• _Goal_
Reproduce the records exactly.

• _Task material_
-------------------------
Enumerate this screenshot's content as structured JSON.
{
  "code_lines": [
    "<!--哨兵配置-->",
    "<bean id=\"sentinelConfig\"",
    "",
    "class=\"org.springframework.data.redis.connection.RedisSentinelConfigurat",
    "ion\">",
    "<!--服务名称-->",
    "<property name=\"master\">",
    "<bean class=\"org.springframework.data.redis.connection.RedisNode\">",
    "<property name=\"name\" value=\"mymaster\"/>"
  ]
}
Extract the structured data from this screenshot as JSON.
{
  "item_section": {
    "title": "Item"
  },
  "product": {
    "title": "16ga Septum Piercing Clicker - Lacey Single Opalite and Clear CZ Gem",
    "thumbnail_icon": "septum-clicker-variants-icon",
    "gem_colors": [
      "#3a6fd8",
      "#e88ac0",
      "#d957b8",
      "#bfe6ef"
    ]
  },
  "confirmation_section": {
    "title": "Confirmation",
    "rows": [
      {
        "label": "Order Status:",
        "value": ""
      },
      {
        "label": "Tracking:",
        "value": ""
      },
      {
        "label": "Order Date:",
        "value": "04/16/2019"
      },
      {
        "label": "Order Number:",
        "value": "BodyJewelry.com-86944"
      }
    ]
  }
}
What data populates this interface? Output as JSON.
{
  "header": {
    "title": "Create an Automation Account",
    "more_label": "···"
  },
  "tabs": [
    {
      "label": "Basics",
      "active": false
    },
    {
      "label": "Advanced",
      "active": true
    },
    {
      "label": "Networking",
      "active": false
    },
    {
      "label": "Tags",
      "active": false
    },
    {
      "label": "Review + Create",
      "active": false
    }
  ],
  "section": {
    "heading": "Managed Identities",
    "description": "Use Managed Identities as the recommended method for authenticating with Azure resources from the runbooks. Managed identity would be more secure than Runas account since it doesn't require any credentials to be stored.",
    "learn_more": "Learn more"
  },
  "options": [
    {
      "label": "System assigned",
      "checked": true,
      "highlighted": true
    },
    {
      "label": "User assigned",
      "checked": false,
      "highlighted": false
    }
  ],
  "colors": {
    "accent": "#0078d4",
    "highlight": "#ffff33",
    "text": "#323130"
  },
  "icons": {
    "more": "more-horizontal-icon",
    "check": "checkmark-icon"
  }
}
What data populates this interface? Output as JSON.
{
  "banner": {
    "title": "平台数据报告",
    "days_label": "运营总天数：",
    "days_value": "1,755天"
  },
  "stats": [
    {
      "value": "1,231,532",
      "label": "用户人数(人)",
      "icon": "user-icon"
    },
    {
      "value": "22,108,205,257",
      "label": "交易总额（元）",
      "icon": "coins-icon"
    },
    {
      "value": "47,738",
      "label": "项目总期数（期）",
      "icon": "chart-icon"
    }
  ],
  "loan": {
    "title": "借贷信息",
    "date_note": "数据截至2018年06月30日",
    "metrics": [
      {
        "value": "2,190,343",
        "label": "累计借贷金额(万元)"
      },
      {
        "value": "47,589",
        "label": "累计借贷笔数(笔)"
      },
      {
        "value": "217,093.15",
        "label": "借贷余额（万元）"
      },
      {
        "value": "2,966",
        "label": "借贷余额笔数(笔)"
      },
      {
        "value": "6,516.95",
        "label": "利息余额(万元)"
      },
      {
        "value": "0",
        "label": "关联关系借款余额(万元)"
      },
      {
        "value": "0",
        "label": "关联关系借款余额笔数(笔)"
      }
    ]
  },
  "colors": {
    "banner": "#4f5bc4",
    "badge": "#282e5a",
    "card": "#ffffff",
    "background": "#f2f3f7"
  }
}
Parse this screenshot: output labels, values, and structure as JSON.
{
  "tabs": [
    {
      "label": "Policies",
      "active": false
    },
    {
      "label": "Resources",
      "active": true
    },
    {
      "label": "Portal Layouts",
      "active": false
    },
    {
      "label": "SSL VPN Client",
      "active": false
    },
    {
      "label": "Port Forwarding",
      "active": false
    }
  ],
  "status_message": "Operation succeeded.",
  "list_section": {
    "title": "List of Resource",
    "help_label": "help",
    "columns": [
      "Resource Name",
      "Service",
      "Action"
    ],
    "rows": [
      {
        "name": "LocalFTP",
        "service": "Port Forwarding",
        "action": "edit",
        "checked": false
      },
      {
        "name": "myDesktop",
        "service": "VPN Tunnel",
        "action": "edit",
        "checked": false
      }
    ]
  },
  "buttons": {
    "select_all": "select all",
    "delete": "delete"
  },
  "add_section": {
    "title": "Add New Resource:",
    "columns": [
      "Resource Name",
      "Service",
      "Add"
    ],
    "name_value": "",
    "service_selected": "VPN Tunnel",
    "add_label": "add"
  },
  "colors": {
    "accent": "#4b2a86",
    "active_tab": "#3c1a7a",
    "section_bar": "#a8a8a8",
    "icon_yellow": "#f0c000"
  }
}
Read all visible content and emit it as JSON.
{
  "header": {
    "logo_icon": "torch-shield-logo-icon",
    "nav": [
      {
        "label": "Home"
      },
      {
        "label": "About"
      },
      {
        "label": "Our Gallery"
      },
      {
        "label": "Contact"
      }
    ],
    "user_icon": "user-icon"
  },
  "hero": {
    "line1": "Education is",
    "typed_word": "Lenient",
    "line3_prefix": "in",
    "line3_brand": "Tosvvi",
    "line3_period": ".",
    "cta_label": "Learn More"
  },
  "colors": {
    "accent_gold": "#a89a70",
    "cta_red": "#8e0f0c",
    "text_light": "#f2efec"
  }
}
-------------------------
• _Solution to this problem_
Enumerate this screenshot's content as structured JSON.
{
  "code_lines": [
    "<!--哨兵配置-->",
    "<bean id=\"sentinelConfig\"",
    "",
    "class=\"org.springframework.data.redis.connection.RedisSentinelConfigurat",
    "ion\">",
    "<!--服务名称-->",
    "<property name=\"master\">",
    "<bean class=\"org.springframework.data.redis.connection.RedisNode\">",
    "<property name=\"name\" value=\"mymaster\"/>"
  ]
}
Extract the structured data from this screenshot as JSON.
{
  "item_section": {
    "title": "Item"
  },
  "product": {
    "title": "16ga Septum Piercing Clicker - Lacey Single Opalite and Clear CZ Gem",
    "thumbnail_icon": "septum-clicker-variants-icon",
    "gem_colors": [
      "#3a6fd8",
      "#e88ac0",
      "#d957b8",
      "#bfe6ef"
    ]
  },
  "confirmation_section": {
    "title": "Confirmation",
    "rows": [
      {
        "label": "Order Status:",
        "value": ""
      },
      {
        "label": "Tracking:",
        "value": ""
      },
      {
        "label": "Order Date:",
        "value": "04/16/2019"
      },
      {
        "label": "Order Number:",
        "value": "BodyJewelry.com-86944"
      }
    ]
  }
}
What data populates this interface? Output as JSON.
{
  "header": {
    "title": "Create an Automation Account",
    "more_label": "···"
  },
  "tabs": [
    {
      "label": "Basics",
      "active": false
    },
    {
      "label": "Advanced",
      "active": true
    },
    {
      "label": "Networking",
      "active": false
    },
    {
      "label": "Tags",
      "active": false
    },
    {
      "label": "Review + Create",
      "active": false
    }
  ],
  "section": {
    "heading": "Managed Identities",
    "description": "Use Managed Identities as the recommended method for authenticating with Azure resources from the runbooks. Managed identity would be more secure than Runas account since it doesn't require any credentials to be stored.",
    "learn_more": "Learn more"
  },
  "options": [
    {
      "label": "System assigned",
      "checked": true,
      "highlighted": true
    },
    {
      "label": "User assigned",
      "checked": false,
      "highlighted": false
    }
  ],
  "colors": {
    "accent": "#0078d4",
    "highlight": "#ffff33",
    "text": "#323130"
  },
  "icons": {
    "more": "more-horizontal-icon",
    "check": "checkmark-icon"
  }
}
What data populates this interface? Output as JSON.
{
  "banner": {
    "title": "平台数据报告",
    "days_label": "运营总天数：",
    "days_value": "1,755天"
  },
  "stats": [
    {
      "value": "1,231,532",
      "label": "用户人数(人)",
      "icon": "user-icon"
    },
    {
      "value": "22,108,205,257",
      "label": "交易总额（元）",
      "icon": "coins-icon"
    },
    {
      "value": "47,738",
      "label": "项目总期数（期）",
      "icon": "chart-icon"
    }
  ],
  "loan": {
    "title": "借贷信息",
    "date_note": "数据截至2018年06月30日",
    "metrics": [
      {
        "value": "2,190,343",
        "label": "累计借贷金额(万元)"
      },
      {
        "value": "47,589",
        "label": "累计借贷笔数(笔)"
      },
      {
        "value": "217,093.15",
        "label": "借贷余额（万元）"
      },
      {
        "value": "2,966",
        "label": "借贷余额笔数(笔)"
      },
      {
        "value": "6,516.95",
        "label": "利息余额(万元)"
      },
      {
        "value": "0",
        "label": "关联关系借款余额(万元)"
      },
      {
        "value": "0",
        "label": "关联关系借款余额笔数(笔)"
      }
    ]
  },
  "colors": {
    "banner": "#4f5bc4",
    "badge": "#282e5a",
    "card": "#ffffff",
    "background": "#f2f3f7"
  }
}
Parse this screenshot: output labels, values, and structure as JSON.
{
  "tabs": [
    {
      "label": "Policies",
      "active": false
    },
    {
      "label": "Resources",
      "active": true
    },
    {
      "label": "Portal Layouts",
      "active": false
    },
    {
      "label": "SSL VPN Client",
      "active": false
    },
    {
      "label": "Port Forwarding",
      "active": false
    }
  ],
  "status_message": "Operation succeeded.",
  "list_section": {
    "title": "List of Resource",
    "help_label": "help",
    "columns": [
      "Resource Name",
      "Service",
      "Action"
    ],
    "rows": [
      {
        "name": "LocalFTP",
        "service": "Port Forwarding",
        "action": "edit",
        "checked": false
      },
      {
        "name": "myDesktop",
        "service": "VPN Tunnel",
        "action": "edit",
        "checked": false
      }
    ]
  },
  "buttons": {
    "select_all": "select all",
    "delete": "delete"
  },
  "add_section": {
    "title": "Add New Resource:",
    "columns": [
      "Resource Name",
      "Service",
      "Add"
    ],
    "name_value": "",
    "service_selected": "VPN Tunnel",
    "add_label": "add"
  },
  "colors": {
    "accent": "#4b2a86",
    "active_tab": "#3c1a7a",
    "section_bar": "#a8a8a8",
    "icon_yellow": "#f0c000"
  }
}
Read all visible content and emit it as JSON.
{
  "header": {
    "logo_icon": "torch-shield-logo-icon",
    "nav": [
      {
        "label": "Home"
      },
      {
        "label": "About"
      },
      {
        "label": "Our Gallery"
      },
      {
        "label": "Contact"
      }
    ],
    "user_icon": "user-icon"
  },
  "hero": {
    "line1": "Education is",
    "typed_word": "Lenient",
    "line3_prefix": "in",
    "line3_brand": "Tosvvi",
    "line3_period": ".",
    "cta_label": "Learn More"
  },
  "colors": {
    "accent_gold": "#a89a70",
    "cta_red": "#8e0f0c",
    "text_light": "#f2efec"
  }
}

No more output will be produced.